GIVEN EXERCISE » From the entries below, count the lines with "title". Write only the count.

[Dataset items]
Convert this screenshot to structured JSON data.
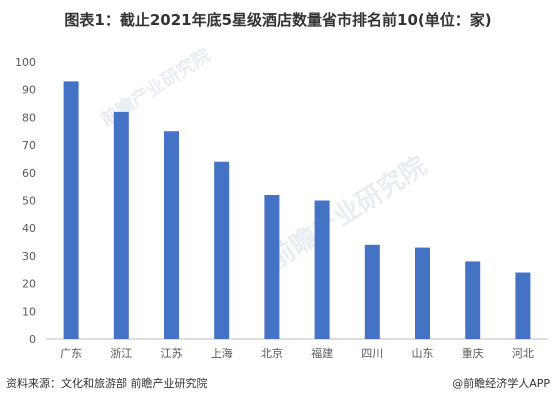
{
  "title": "图表1：截止2021年底5星级酒店数量省市排名前10(单位：家)",
  "source": "资料来源：文化和旅游部 前瞻产业研究院",
  "credit": "@前瞻经济学人APP",
  "watermark": "前瞻产业研究院",
  "colors": {
    "bar": "#4472c4",
    "axis": "#bfbfbf",
    "text": "#595959"
  },
  "chart_data": {
    "type": "bar",
    "categories": [
      "广东",
      "浙江",
      "江苏",
      "上海",
      "北京",
      "福建",
      "四川",
      "山东",
      "重庆",
      "河北"
    ],
    "values": [
      93,
      82,
      75,
      64,
      52,
      50,
      34,
      33,
      28,
      24
    ],
    "ylim": [
      0,
      100
    ],
    "yticks": [
      0,
      10,
      20,
      30,
      40,
      50,
      60,
      70,
      80,
      90,
      100
    ],
    "grid": false,
    "legend": "none"
  }
}
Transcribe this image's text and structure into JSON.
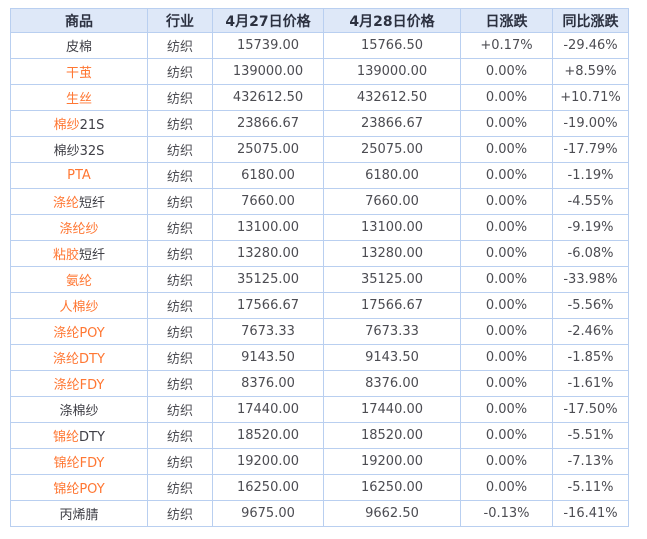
{
  "colors": {
    "header_bg": "#dee8f8",
    "table_border": "#b9cff0",
    "link_orange": "#ff7733",
    "up_red": "#fe0000",
    "down_green": "#009900",
    "text_dark": "#4c4c52"
  },
  "table": {
    "headers": [
      "商品",
      "行业",
      "4月27日价格",
      "4月28日价格",
      "日涨跌",
      "同比涨跌"
    ],
    "rows": [
      {
        "name_link": "",
        "name_plain": "皮棉",
        "industry": "纺织",
        "price_apr27": "15739.00",
        "price_apr28": "15766.50",
        "daily": "+0.17%",
        "daily_color": "red",
        "yoy": "-29.46%",
        "yoy_color": "green"
      },
      {
        "name_link": "干茧",
        "name_plain": "",
        "industry": "纺织",
        "price_apr27": "139000.00",
        "price_apr28": "139000.00",
        "daily": "0.00%",
        "daily_color": "dark",
        "yoy": "+8.59%",
        "yoy_color": "red"
      },
      {
        "name_link": "生丝",
        "name_plain": "",
        "industry": "纺织",
        "price_apr27": "432612.50",
        "price_apr28": "432612.50",
        "daily": "0.00%",
        "daily_color": "dark",
        "yoy": "+10.71%",
        "yoy_color": "red"
      },
      {
        "name_link": "棉纱",
        "name_plain": "21S",
        "industry": "纺织",
        "price_apr27": "23866.67",
        "price_apr28": "23866.67",
        "daily": "0.00%",
        "daily_color": "dark",
        "yoy": "-19.00%",
        "yoy_color": "green"
      },
      {
        "name_link": "",
        "name_plain": "棉纱32S",
        "industry": "纺织",
        "price_apr27": "25075.00",
        "price_apr28": "25075.00",
        "daily": "0.00%",
        "daily_color": "dark",
        "yoy": "-17.79%",
        "yoy_color": "green"
      },
      {
        "name_link": "PTA",
        "name_plain": "",
        "industry": "纺织",
        "price_apr27": "6180.00",
        "price_apr28": "6180.00",
        "daily": "0.00%",
        "daily_color": "dark",
        "yoy": "-1.19%",
        "yoy_color": "green"
      },
      {
        "name_link": "涤纶",
        "name_plain": "短纤",
        "industry": "纺织",
        "price_apr27": "7660.00",
        "price_apr28": "7660.00",
        "daily": "0.00%",
        "daily_color": "dark",
        "yoy": "-4.55%",
        "yoy_color": "green"
      },
      {
        "name_link": "涤纶纱",
        "name_plain": "",
        "industry": "纺织",
        "price_apr27": "13100.00",
        "price_apr28": "13100.00",
        "daily": "0.00%",
        "daily_color": "dark",
        "yoy": "-9.19%",
        "yoy_color": "green"
      },
      {
        "name_link": "粘胶",
        "name_plain": "短纤",
        "industry": "纺织",
        "price_apr27": "13280.00",
        "price_apr28": "13280.00",
        "daily": "0.00%",
        "daily_color": "dark",
        "yoy": "-6.08%",
        "yoy_color": "green"
      },
      {
        "name_link": "氨纶",
        "name_plain": "",
        "industry": "纺织",
        "price_apr27": "35125.00",
        "price_apr28": "35125.00",
        "daily": "0.00%",
        "daily_color": "dark",
        "yoy": "-33.98%",
        "yoy_color": "green"
      },
      {
        "name_link": "人棉纱",
        "name_plain": "",
        "industry": "纺织",
        "price_apr27": "17566.67",
        "price_apr28": "17566.67",
        "daily": "0.00%",
        "daily_color": "dark",
        "yoy": "-5.56%",
        "yoy_color": "green"
      },
      {
        "name_link": "涤纶POY",
        "name_plain": "",
        "industry": "纺织",
        "price_apr27": "7673.33",
        "price_apr28": "7673.33",
        "daily": "0.00%",
        "daily_color": "dark",
        "yoy": "-2.46%",
        "yoy_color": "green"
      },
      {
        "name_link": "涤纶DTY",
        "name_plain": "",
        "industry": "纺织",
        "price_apr27": "9143.50",
        "price_apr28": "9143.50",
        "daily": "0.00%",
        "daily_color": "dark",
        "yoy": "-1.85%",
        "yoy_color": "green"
      },
      {
        "name_link": "涤纶FDY",
        "name_plain": "",
        "industry": "纺织",
        "price_apr27": "8376.00",
        "price_apr28": "8376.00",
        "daily": "0.00%",
        "daily_color": "dark",
        "yoy": "-1.61%",
        "yoy_color": "green"
      },
      {
        "name_link": "",
        "name_plain": "涤棉纱",
        "industry": "纺织",
        "price_apr27": "17440.00",
        "price_apr28": "17440.00",
        "daily": "0.00%",
        "daily_color": "dark",
        "yoy": "-17.50%",
        "yoy_color": "green"
      },
      {
        "name_link": "锦纶",
        "name_plain": "DTY",
        "industry": "纺织",
        "price_apr27": "18520.00",
        "price_apr28": "18520.00",
        "daily": "0.00%",
        "daily_color": "dark",
        "yoy": "-5.51%",
        "yoy_color": "green"
      },
      {
        "name_link": "锦纶FDY",
        "name_plain": "",
        "industry": "纺织",
        "price_apr27": "19200.00",
        "price_apr28": "19200.00",
        "daily": "0.00%",
        "daily_color": "dark",
        "yoy": "-7.13%",
        "yoy_color": "green"
      },
      {
        "name_link": "锦纶POY",
        "name_plain": "",
        "industry": "纺织",
        "price_apr27": "16250.00",
        "price_apr28": "16250.00",
        "daily": "0.00%",
        "daily_color": "dark",
        "yoy": "-5.11%",
        "yoy_color": "green"
      },
      {
        "name_link": "",
        "name_plain": "丙烯腈",
        "industry": "纺织",
        "price_apr27": "9675.00",
        "price_apr28": "9662.50",
        "daily": "-0.13%",
        "daily_color": "green",
        "yoy": "-16.41%",
        "yoy_color": "green"
      }
    ]
  }
}
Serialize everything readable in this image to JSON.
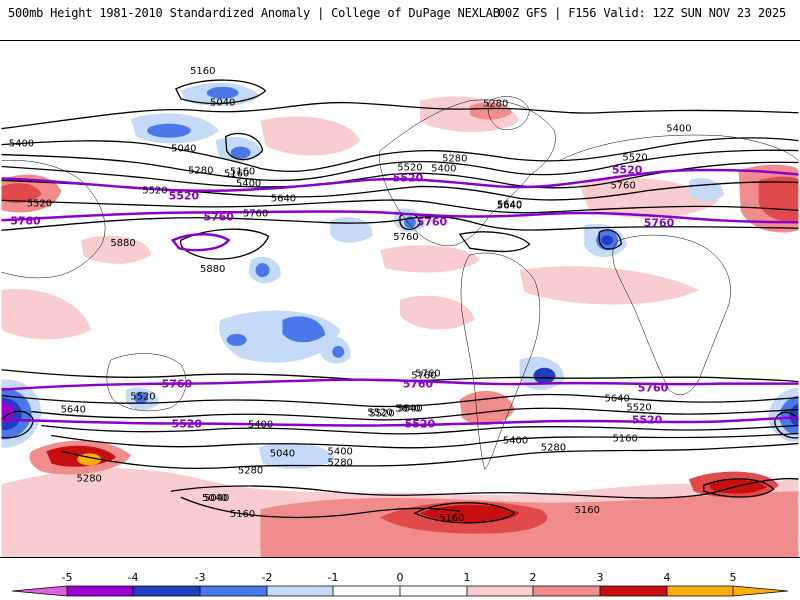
{
  "header": {
    "title": "500mb Height 1981-2010 Standardized Anomaly | College of DuPage NEXLAB",
    "model_run": "00Z GFS | F156 Valid: 12Z SUN NOV 23 2025"
  },
  "colors": {
    "neg5": "#e060e0",
    "neg4": "#9a00d0",
    "neg3": "#1f3fc0",
    "neg2": "#4a78e8",
    "neg1": "#c4daf6",
    "zero": "#ffffff",
    "pos1": "#f9cccf",
    "pos2": "#f08c8c",
    "pos3": "#e04a4a",
    "pos4": "#c80f0f",
    "pos5": "#ffae0d",
    "contour": "#000000",
    "key_contour": "#8a00c8"
  },
  "colorbar": {
    "ticks": [
      "-5",
      "-4",
      "-3",
      "-2",
      "-1",
      "0",
      "1",
      "2",
      "3",
      "4",
      "5"
    ]
  },
  "contour_labels": {
    "black": [
      "5160",
      "5040",
      "5040",
      "5160",
      "5280",
      "5400",
      "5400",
      "5520",
      "5640",
      "5760",
      "5880",
      "5880",
      "5520",
      "5400",
      "5280",
      "5280",
      "5400",
      "5520",
      "5640",
      "5760",
      "5160",
      "5640",
      "5520",
      "5400",
      "5640",
      "5520",
      "5400",
      "5280",
      "5160",
      "5040",
      "5040",
      "5160",
      "5280",
      "5760",
      "5640",
      "5520",
      "5400",
      "5280",
      "5160",
      "5160",
      "5280",
      "5040",
      "5640",
      "5520",
      "5520",
      "5640",
      "5760",
      "5760"
    ],
    "purple": [
      "5760",
      "5520",
      "5760",
      "5520",
      "5760",
      "5520",
      "5760",
      "5760",
      "5520",
      "5760",
      "5520",
      "5760",
      "5520"
    ]
  }
}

FINISHED TASK » 2